### SUPPLIED DATA:
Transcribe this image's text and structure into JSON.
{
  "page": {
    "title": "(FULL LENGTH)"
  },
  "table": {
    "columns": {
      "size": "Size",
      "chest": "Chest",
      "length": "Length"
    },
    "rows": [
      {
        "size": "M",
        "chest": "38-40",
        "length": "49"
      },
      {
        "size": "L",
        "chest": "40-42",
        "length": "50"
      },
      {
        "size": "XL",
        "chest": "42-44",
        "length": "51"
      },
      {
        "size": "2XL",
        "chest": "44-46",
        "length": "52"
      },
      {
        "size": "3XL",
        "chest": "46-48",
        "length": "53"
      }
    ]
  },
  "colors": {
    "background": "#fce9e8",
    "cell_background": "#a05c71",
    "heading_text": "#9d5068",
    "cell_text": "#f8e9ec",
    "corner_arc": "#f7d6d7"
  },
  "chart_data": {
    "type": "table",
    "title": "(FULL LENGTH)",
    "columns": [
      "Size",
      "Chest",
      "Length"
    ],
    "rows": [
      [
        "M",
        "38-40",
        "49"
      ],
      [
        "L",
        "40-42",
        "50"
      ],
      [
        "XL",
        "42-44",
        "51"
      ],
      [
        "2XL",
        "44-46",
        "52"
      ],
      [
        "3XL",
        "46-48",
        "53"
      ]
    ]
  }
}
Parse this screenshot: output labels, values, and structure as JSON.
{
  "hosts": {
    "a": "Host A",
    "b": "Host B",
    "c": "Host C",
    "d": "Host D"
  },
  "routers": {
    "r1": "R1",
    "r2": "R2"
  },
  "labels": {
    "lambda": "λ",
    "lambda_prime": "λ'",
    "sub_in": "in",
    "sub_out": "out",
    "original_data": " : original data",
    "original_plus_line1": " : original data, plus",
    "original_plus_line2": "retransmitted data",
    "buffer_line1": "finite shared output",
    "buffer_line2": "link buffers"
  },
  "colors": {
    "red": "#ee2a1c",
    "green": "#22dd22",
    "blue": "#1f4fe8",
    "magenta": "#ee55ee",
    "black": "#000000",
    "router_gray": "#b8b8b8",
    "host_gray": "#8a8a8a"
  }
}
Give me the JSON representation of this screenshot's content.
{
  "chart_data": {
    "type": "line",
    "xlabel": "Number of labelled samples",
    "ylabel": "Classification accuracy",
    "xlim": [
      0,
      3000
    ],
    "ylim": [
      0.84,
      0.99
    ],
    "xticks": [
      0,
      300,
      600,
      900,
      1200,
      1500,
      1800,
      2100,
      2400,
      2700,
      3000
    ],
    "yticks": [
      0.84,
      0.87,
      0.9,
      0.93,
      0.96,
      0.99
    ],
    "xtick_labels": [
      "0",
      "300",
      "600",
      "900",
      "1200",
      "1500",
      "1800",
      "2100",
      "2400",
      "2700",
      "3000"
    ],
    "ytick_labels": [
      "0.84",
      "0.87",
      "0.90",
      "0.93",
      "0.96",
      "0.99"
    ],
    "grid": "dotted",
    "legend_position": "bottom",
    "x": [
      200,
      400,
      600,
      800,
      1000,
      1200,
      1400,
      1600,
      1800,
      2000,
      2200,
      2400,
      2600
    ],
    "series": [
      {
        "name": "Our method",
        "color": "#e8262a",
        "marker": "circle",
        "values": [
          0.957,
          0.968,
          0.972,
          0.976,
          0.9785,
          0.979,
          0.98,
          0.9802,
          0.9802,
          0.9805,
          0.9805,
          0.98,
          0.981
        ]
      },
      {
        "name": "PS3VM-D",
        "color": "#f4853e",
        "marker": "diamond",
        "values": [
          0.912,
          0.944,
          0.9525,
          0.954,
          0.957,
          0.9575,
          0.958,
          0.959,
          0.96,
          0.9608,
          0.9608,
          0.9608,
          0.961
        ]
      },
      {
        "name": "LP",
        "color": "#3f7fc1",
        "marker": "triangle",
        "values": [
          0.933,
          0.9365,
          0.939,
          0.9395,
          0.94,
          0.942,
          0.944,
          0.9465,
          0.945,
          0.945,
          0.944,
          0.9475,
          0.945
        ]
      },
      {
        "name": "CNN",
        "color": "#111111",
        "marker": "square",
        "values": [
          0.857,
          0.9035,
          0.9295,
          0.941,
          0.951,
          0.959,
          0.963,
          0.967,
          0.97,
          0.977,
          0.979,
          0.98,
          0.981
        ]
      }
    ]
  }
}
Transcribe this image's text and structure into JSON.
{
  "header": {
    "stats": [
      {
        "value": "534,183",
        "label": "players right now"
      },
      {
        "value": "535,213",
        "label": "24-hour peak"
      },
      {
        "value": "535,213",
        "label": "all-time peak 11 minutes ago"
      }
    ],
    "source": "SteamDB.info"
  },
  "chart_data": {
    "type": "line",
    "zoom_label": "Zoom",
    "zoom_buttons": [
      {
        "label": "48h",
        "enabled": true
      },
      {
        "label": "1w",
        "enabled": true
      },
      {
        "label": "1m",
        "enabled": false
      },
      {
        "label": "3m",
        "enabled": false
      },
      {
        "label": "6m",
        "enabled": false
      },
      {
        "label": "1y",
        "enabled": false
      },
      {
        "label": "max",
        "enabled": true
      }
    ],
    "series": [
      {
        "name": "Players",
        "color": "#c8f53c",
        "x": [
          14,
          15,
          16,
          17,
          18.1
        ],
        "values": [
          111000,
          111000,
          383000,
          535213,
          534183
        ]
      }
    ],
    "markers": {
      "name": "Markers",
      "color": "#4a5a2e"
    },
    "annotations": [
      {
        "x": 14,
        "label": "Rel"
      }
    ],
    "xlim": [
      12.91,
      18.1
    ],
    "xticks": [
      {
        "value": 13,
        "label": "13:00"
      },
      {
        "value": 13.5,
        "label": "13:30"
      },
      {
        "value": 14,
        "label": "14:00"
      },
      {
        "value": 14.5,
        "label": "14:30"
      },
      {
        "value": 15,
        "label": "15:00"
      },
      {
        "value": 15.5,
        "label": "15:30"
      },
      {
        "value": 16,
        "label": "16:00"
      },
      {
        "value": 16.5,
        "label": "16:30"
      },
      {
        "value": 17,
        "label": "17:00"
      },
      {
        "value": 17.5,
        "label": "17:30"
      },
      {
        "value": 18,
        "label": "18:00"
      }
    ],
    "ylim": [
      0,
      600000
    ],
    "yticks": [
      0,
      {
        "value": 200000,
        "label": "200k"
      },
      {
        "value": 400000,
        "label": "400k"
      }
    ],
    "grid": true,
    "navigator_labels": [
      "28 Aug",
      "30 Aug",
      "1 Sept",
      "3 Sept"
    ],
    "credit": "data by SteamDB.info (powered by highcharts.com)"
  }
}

### DO THIS:
Return every line holding the word "title" from the records.

### EXERCISE RESPONSE:
    "title": "(FULL LENGTH)"
    "title": "(FULL LENGTH)",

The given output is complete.